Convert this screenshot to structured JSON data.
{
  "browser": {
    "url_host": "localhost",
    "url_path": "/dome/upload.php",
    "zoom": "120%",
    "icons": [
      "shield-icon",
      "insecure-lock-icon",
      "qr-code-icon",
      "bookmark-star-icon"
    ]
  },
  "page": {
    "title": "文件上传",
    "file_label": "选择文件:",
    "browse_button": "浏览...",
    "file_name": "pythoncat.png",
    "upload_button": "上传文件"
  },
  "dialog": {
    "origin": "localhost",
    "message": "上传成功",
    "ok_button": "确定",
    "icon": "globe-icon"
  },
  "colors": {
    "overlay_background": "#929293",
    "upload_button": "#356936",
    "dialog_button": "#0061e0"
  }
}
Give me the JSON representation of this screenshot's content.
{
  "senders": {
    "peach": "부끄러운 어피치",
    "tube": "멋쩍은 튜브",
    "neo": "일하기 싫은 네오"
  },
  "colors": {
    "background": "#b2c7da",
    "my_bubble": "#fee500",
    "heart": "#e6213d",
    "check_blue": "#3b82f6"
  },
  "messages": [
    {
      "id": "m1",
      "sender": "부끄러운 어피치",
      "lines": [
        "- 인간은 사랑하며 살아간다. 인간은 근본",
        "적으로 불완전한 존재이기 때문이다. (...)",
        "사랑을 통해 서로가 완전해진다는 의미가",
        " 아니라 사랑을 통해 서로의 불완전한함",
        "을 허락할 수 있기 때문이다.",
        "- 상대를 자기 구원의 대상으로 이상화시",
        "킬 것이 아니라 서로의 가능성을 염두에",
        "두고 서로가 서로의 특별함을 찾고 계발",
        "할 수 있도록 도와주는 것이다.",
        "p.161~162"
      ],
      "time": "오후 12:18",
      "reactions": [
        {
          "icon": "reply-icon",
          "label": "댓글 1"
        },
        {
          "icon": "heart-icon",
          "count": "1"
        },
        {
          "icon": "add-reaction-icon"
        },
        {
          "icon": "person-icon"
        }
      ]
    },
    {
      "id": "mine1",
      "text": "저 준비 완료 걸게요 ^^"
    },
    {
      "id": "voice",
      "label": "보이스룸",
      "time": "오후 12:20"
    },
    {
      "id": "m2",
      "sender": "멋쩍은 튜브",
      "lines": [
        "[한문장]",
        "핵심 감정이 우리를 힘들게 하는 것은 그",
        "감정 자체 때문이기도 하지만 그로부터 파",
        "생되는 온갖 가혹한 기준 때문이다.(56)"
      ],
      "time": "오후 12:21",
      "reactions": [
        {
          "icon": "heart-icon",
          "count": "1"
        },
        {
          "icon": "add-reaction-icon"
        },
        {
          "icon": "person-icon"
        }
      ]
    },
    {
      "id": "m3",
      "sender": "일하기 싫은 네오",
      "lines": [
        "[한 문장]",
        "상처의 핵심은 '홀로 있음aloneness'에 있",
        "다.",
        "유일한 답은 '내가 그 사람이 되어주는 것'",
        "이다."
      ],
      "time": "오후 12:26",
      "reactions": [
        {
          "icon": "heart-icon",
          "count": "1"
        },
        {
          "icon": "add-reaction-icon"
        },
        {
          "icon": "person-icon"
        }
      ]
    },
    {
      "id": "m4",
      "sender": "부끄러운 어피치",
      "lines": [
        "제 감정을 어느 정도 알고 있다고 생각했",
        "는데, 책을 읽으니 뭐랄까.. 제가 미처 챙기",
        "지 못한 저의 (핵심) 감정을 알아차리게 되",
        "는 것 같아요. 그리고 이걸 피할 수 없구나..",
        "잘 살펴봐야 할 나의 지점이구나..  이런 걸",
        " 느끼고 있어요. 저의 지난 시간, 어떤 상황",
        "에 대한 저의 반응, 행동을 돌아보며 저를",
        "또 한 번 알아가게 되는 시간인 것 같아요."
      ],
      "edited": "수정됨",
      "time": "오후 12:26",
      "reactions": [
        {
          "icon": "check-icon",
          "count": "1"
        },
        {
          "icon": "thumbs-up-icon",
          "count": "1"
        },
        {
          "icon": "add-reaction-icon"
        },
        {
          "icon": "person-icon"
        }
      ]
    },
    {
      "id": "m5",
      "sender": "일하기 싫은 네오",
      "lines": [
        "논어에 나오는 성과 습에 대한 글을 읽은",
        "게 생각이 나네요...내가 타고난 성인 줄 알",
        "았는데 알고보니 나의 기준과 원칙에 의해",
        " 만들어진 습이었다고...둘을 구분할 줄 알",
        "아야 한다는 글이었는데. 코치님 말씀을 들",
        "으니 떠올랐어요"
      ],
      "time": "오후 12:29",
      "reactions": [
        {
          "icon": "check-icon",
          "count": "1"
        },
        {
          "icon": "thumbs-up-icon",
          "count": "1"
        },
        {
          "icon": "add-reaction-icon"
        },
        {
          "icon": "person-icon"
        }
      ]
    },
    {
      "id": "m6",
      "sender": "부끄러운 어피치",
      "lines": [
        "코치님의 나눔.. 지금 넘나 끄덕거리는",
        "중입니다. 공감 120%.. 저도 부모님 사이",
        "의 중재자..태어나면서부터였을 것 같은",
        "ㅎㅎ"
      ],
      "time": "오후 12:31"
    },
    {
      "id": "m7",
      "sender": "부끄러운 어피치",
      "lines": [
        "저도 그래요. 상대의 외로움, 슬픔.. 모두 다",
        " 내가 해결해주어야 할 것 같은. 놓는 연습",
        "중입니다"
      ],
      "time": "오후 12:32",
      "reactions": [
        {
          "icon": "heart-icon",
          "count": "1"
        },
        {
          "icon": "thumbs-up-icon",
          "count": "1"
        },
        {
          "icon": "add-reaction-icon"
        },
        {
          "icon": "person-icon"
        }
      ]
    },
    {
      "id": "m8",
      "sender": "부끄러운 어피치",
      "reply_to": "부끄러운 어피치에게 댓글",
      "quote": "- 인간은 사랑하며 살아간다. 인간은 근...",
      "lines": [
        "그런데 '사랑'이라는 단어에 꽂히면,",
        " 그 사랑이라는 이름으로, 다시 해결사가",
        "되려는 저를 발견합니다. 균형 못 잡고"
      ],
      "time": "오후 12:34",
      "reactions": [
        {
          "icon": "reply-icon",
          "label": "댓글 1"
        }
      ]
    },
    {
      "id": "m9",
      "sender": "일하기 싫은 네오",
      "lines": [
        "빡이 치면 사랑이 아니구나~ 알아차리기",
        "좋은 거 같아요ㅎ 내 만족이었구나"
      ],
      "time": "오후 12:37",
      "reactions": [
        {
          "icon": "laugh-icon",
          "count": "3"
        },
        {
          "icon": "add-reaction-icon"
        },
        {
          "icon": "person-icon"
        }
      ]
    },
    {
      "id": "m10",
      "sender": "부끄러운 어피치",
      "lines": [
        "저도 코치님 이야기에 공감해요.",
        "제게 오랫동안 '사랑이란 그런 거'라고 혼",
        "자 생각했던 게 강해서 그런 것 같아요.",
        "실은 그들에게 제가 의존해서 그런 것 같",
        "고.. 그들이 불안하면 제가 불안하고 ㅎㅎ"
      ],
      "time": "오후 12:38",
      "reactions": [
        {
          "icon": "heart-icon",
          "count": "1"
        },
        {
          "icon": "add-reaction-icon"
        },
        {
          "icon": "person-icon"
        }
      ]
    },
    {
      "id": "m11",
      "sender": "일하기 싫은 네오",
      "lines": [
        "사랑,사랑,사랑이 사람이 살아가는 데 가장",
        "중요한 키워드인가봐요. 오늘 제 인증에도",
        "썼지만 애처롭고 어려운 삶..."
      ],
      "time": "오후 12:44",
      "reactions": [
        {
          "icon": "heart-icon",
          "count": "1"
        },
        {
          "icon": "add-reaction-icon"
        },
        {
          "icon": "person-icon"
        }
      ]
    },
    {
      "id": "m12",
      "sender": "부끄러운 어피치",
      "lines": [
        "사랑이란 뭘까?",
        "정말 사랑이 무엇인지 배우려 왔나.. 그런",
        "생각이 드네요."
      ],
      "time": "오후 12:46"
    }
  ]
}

====================

[TASK DETAILS]
In the entries above, locate every line with the word "살아간다" and copy it.

[SOLUTION FOR THIS EXERCISE]
        "- 인간은 사랑하며 살아간다. 인간은 근본",
      "quote": "- 인간은 사랑하며 살아간다. 인간은 근...",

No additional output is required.